> THE EXERCISE
Reproduce every line of the items below verbatim, leaving each one unchanged.

(Layout annotation data)
======
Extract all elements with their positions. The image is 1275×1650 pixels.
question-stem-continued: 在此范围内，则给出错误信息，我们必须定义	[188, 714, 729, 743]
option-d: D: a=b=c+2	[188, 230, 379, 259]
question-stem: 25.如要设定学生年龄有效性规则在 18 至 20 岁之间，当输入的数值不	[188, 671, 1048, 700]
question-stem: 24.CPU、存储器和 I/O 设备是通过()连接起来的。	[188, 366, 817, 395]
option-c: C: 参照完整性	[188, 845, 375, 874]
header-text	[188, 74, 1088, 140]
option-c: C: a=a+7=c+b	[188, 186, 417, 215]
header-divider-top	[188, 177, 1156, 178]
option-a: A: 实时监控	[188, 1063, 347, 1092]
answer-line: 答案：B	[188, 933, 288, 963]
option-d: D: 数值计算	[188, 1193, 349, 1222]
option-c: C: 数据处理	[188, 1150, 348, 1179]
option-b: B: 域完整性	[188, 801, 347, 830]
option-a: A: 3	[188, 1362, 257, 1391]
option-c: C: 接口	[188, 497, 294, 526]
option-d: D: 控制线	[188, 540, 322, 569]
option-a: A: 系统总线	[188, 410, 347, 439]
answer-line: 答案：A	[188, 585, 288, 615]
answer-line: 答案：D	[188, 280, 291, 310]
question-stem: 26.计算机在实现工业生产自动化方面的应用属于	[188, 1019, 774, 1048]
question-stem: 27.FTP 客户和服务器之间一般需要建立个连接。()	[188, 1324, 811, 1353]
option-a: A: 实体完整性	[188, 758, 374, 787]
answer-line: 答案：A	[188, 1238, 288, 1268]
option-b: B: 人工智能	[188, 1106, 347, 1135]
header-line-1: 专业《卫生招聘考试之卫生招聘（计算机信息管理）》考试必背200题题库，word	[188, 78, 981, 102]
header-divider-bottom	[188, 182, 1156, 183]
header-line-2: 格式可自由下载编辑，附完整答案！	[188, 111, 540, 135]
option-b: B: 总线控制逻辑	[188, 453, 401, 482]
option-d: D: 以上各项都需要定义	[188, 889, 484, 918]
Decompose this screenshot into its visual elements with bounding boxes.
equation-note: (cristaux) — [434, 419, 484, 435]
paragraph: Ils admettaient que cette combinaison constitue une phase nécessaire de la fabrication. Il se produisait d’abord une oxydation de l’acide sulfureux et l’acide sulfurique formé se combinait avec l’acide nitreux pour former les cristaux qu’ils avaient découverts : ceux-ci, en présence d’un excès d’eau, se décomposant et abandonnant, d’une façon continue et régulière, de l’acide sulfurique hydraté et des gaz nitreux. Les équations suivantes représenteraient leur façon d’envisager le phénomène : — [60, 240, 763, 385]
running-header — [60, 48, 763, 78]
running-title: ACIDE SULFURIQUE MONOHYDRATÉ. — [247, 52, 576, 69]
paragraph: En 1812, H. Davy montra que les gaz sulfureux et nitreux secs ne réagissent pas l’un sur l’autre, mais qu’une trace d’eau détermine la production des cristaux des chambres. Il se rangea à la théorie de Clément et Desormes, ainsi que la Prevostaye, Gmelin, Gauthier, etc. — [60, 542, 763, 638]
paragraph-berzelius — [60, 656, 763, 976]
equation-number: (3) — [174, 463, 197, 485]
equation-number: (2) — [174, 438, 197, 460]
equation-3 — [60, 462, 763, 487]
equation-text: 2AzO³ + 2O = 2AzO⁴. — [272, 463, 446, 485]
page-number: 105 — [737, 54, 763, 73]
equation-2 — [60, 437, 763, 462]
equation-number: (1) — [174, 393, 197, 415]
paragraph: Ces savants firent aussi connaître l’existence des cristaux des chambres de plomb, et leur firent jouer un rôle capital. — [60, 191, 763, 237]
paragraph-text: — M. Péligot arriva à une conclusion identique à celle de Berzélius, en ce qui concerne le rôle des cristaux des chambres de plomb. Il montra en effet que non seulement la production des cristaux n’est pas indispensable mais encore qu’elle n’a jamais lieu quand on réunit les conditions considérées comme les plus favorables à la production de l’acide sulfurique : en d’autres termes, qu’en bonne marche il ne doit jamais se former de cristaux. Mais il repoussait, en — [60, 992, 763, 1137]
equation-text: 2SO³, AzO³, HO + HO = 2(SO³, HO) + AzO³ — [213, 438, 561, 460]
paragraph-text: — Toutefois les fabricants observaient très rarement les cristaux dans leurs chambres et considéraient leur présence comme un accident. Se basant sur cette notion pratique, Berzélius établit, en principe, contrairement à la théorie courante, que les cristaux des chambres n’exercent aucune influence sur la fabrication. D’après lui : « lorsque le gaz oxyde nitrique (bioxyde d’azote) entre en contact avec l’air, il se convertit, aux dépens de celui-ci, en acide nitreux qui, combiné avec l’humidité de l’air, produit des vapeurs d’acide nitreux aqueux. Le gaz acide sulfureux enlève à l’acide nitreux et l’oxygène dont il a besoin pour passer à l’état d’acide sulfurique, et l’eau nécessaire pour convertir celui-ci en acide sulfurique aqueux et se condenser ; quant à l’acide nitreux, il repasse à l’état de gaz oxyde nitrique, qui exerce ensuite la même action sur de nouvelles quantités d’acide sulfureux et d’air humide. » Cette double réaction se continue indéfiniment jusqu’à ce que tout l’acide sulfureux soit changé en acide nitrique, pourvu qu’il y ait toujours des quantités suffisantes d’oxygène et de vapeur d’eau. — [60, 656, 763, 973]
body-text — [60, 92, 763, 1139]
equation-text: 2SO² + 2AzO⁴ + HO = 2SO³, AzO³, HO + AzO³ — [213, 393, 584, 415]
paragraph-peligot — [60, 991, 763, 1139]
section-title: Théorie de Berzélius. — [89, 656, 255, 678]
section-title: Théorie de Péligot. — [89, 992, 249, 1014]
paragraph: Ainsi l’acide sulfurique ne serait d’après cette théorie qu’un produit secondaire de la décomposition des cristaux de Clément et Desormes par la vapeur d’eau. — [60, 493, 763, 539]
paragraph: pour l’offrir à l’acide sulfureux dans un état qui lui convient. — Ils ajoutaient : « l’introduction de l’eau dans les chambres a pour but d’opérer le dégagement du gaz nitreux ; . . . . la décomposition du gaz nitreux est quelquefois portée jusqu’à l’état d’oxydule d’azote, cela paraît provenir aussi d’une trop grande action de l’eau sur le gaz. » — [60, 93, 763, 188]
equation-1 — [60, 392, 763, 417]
======
> THE RESULT
Extract all elements with their positions. The image is 1275×1650 pixels.
question-stem-continued: 在此范围内，则给出错误信息，我们必须定义	[188, 714, 729, 743]
option-d: D: a=b=c+2	[188, 230, 379, 259]
question-stem: 25.如要设定学生年龄有效性规则在 18 至 20 岁之间，当输入的数值不	[188, 671, 1048, 700]
question-stem: 24.CPU、存储器和 I/O 设备是通过()连接起来的。	[188, 366, 817, 395]
option-c: C: 参照完整性	[188, 845, 375, 874]
header-text	[188, 74, 1088, 140]
option-c: C: a=a+7=c+b	[188, 186, 417, 215]
header-divider-top	[188, 177, 1156, 178]
option-a: A: 实时监控	[188, 1063, 347, 1092]
answer-line: 答案：B	[188, 933, 288, 963]
option-d: D: 数值计算	[188, 1193, 349, 1222]
option-c: C: 数据处理	[188, 1150, 348, 1179]
option-b: B: 域完整性	[188, 801, 347, 830]
option-a: A: 3	[188, 1362, 257, 1391]
option-c: C: 接口	[188, 497, 294, 526]
option-d: D: 控制线	[188, 540, 322, 569]
option-a: A: 系统总线	[188, 410, 347, 439]
answer-line: 答案：A	[188, 585, 288, 615]
answer-line: 答案：D	[188, 280, 291, 310]
question-stem: 26.计算机在实现工业生产自动化方面的应用属于	[188, 1019, 774, 1048]
question-stem: 27.FTP 客户和服务器之间一般需要建立个连接。()	[188, 1324, 811, 1353]
option-a: A: 实体完整性	[188, 758, 374, 787]
answer-line: 答案：A	[188, 1238, 288, 1268]
option-b: B: 人工智能	[188, 1106, 347, 1135]
header-line-1: 专业《卫生招聘考试之卫生招聘（计算机信息管理）》考试必背200题题库，word	[188, 78, 981, 102]
header-divider-bottom	[188, 182, 1156, 183]
header-line-2: 格式可自由下载编辑，附完整答案！	[188, 111, 540, 135]
option-b: B: 总线控制逻辑	[188, 453, 401, 482]
option-d: D: 以上各项都需要定义	[188, 889, 484, 918]
Decompose this screenshot into its visual elements with bounding boxes.
equation-note: (cristaux) — [434, 419, 484, 435]
paragraph: Ils admettaient que cette combinaison constitue une phase nécessaire de la fabrication. Il se produisait d’abord une oxydation de l’acide sulfureux et l’acide sulfurique formé se combinait avec l’acide nitreux pour former les cristaux qu’ils avaient découverts : ceux-ci, en présence d’un excès d’eau, se décomposant et abandonnant, d’une façon continue et régulière, de l’acide sulfurique hydraté et des gaz nitreux. Les équations suivantes représenteraient leur façon d’envisager le phénomène : — [60, 240, 763, 385]
running-header — [60, 48, 763, 78]
running-title: ACIDE SULFURIQUE MONOHYDRATÉ. — [247, 52, 576, 69]
paragraph: En 1812, H. Davy montra que les gaz sulfureux et nitreux secs ne réagissent pas l’un sur l’autre, mais qu’une trace d’eau détermine la production des cristaux des chambres. Il se rangea à la théorie de Clément et Desormes, ainsi que la Prevostaye, Gmelin, Gauthier, etc. — [60, 542, 763, 638]
paragraph-berzelius — [60, 656, 763, 976]
equation-number: (3) — [174, 463, 197, 485]
equation-number: (2) — [174, 438, 197, 460]
equation-3 — [60, 462, 763, 487]
equation-text: 2AzO³ + 2O = 2AzO⁴. — [272, 463, 446, 485]
page-number: 105 — [737, 54, 763, 73]
equation-2 — [60, 437, 763, 462]
equation-number: (1) — [174, 393, 197, 415]
paragraph: Ces savants firent aussi connaître l’existence des cristaux des chambres de plomb, et leur firent jouer un rôle capital. — [60, 191, 763, 237]
paragraph-text: — M. Péligot arriva à une conclusion identique à celle de Berzélius, en ce qui concerne le rôle des cristaux des chambres de plomb. Il montra en effet que non seulement la production des cristaux n’est pas indispensable mais encore qu’elle n’a jamais lieu quand on réunit les conditions considérées comme les plus favorables à la production de l’acide sulfurique : en d’autres termes, qu’en bonne marche il ne doit jamais se former de cristaux. Mais il repoussait, en — [60, 992, 763, 1137]
equation-text: 2SO³, AzO³, HO + HO = 2(SO³, HO) + AzO³ — [213, 438, 561, 460]
paragraph-text: — Toutefois les fabricants observaient très rarement les cristaux dans leurs chambres et considéraient leur présence comme un accident. Se basant sur cette notion pratique, Berzélius établit, en principe, contrairement à la théorie courante, que les cristaux des chambres n’exercent aucune influence sur la fabrication. D’après lui : « lorsque le gaz oxyde nitrique (bioxyde d’azote) entre en contact avec l’air, il se convertit, aux dépens de celui-ci, en acide nitreux qui, combiné avec l’humidité de l’air, produit des vapeurs d’acide nitreux aqueux. Le gaz acide sulfureux enlève à l’acide nitreux et l’oxygène dont il a besoin pour passer à l’état d’acide sulfurique, et l’eau nécessaire pour convertir celui-ci en acide sulfurique aqueux et se condenser ; quant à l’acide nitreux, il repasse à l’état de gaz oxyde nitrique, qui exerce ensuite la même action sur de nouvelles quantités d’acide sulfureux et d’air humide. » Cette double réaction se continue indéfiniment jusqu’à ce que tout l’acide sulfureux soit changé en acide nitrique, pourvu qu’il y ait toujours des quantités suffisantes d’oxygène et de vapeur d’eau. — [60, 656, 763, 973]
body-text — [60, 92, 763, 1139]
equation-text: 2SO² + 2AzO⁴ + HO = 2SO³, AzO³, HO + AzO³ — [213, 393, 584, 415]
paragraph-peligot — [60, 991, 763, 1139]
section-title: Théorie de Berzélius. — [89, 656, 255, 678]
section-title: Théorie de Péligot. — [89, 992, 249, 1014]
paragraph: Ainsi l’acide sulfurique ne serait d’après cette théorie qu’un produit secondaire de la décomposition des cristaux de Clément et Desormes par la vapeur d’eau. — [60, 493, 763, 539]
paragraph: pour l’offrir à l’acide sulfureux dans un état qui lui convient. — Ils ajoutaient : « l’introduction de l’eau dans les chambres a pour but d’opérer le dégagement du gaz nitreux ; . . . . la décomposition du gaz nitreux est quelquefois portée jusqu’à l’état d’oxydule d’azote, cela paraît provenir aussi d’une trop grande action de l’eau sur le gaz. » — [60, 93, 763, 188]
equation-1 — [60, 392, 763, 417]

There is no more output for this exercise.